┌────────

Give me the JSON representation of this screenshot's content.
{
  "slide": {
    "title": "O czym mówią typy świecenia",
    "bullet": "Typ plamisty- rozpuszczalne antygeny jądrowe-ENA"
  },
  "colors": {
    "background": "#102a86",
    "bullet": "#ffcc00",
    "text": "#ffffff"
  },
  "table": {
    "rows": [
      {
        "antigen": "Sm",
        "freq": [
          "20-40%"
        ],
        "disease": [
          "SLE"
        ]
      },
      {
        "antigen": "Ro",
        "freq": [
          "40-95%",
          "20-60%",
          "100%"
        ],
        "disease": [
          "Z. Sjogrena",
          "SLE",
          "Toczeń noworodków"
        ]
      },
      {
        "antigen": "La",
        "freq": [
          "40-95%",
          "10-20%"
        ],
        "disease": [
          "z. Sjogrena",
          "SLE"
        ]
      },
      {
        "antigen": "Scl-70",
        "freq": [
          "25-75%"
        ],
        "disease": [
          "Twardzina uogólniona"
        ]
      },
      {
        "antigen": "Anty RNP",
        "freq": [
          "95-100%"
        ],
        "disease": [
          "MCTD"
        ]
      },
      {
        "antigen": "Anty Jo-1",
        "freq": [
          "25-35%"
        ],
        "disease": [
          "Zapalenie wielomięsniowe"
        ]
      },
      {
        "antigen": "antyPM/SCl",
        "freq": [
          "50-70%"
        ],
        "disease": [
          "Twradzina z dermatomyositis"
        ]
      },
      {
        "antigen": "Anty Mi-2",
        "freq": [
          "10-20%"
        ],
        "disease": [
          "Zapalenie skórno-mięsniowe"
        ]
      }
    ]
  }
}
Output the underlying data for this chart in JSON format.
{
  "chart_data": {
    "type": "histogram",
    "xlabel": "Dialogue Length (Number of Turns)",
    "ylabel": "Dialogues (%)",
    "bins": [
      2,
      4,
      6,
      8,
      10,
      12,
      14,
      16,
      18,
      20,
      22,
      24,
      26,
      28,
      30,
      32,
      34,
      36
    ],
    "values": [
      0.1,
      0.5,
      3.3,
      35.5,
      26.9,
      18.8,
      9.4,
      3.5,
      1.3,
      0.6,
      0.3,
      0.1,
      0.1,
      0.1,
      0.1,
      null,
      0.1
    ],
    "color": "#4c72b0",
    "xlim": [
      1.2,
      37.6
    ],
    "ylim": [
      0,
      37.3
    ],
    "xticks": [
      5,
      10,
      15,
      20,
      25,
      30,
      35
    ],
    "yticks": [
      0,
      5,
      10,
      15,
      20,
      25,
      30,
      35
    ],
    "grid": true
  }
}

└────────

- _Objective_: Your task is to output all of the data above word for word.

- _Output below_:
Give me the JSON representation of this screenshot's content.
{
  "slide": {
    "title": "O czym mówią typy świecenia",
    "bullet": "Typ plamisty- rozpuszczalne antygeny jądrowe-ENA"
  },
  "colors": {
    "background": "#102a86",
    "bullet": "#ffcc00",
    "text": "#ffffff"
  },
  "table": {
    "rows": [
      {
        "antigen": "Sm",
        "freq": [
          "20-40%"
        ],
        "disease": [
          "SLE"
        ]
      },
      {
        "antigen": "Ro",
        "freq": [
          "40-95%",
          "20-60%",
          "100%"
        ],
        "disease": [
          "Z. Sjogrena",
          "SLE",
          "Toczeń noworodków"
        ]
      },
      {
        "antigen": "La",
        "freq": [
          "40-95%",
          "10-20%"
        ],
        "disease": [
          "z. Sjogrena",
          "SLE"
        ]
      },
      {
        "antigen": "Scl-70",
        "freq": [
          "25-75%"
        ],
        "disease": [
          "Twardzina uogólniona"
        ]
      },
      {
        "antigen": "Anty RNP",
        "freq": [
          "95-100%"
        ],
        "disease": [
          "MCTD"
        ]
      },
      {
        "antigen": "Anty Jo-1",
        "freq": [
          "25-35%"
        ],
        "disease": [
          "Zapalenie wielomięsniowe"
        ]
      },
      {
        "antigen": "antyPM/SCl",
        "freq": [
          "50-70%"
        ],
        "disease": [
          "Twradzina z dermatomyositis"
        ]
      },
      {
        "antigen": "Anty Mi-2",
        "freq": [
          "10-20%"
        ],
        "disease": [
          "Zapalenie skórno-mięsniowe"
        ]
      }
    ]
  }
}
Output the underlying data for this chart in JSON format.
{
  "chart_data": {
    "type": "histogram",
    "xlabel": "Dialogue Length (Number of Turns)",
    "ylabel": "Dialogues (%)",
    "bins": [
      2,
      4,
      6,
      8,
      10,
      12,
      14,
      16,
      18,
      20,
      22,
      24,
      26,
      28,
      30,
      32,
      34,
      36
    ],
    "values": [
      0.1,
      0.5,
      3.3,
      35.5,
      26.9,
      18.8,
      9.4,
      3.5,
      1.3,
      0.6,
      0.3,
      0.1,
      0.1,
      0.1,
      0.1,
      null,
      0.1
    ],
    "color": "#4c72b0",
    "xlim": [
      1.2,
      37.6
    ],
    "ylim": [
      0,
      37.3
    ],
    "xticks": [
      5,
      10,
      15,
      20,
      25,
      30,
      35
    ],
    "yticks": [
      0,
      5,
      10,
      15,
      20,
      25,
      30,
      35
    ],
    "grid": true
  }
}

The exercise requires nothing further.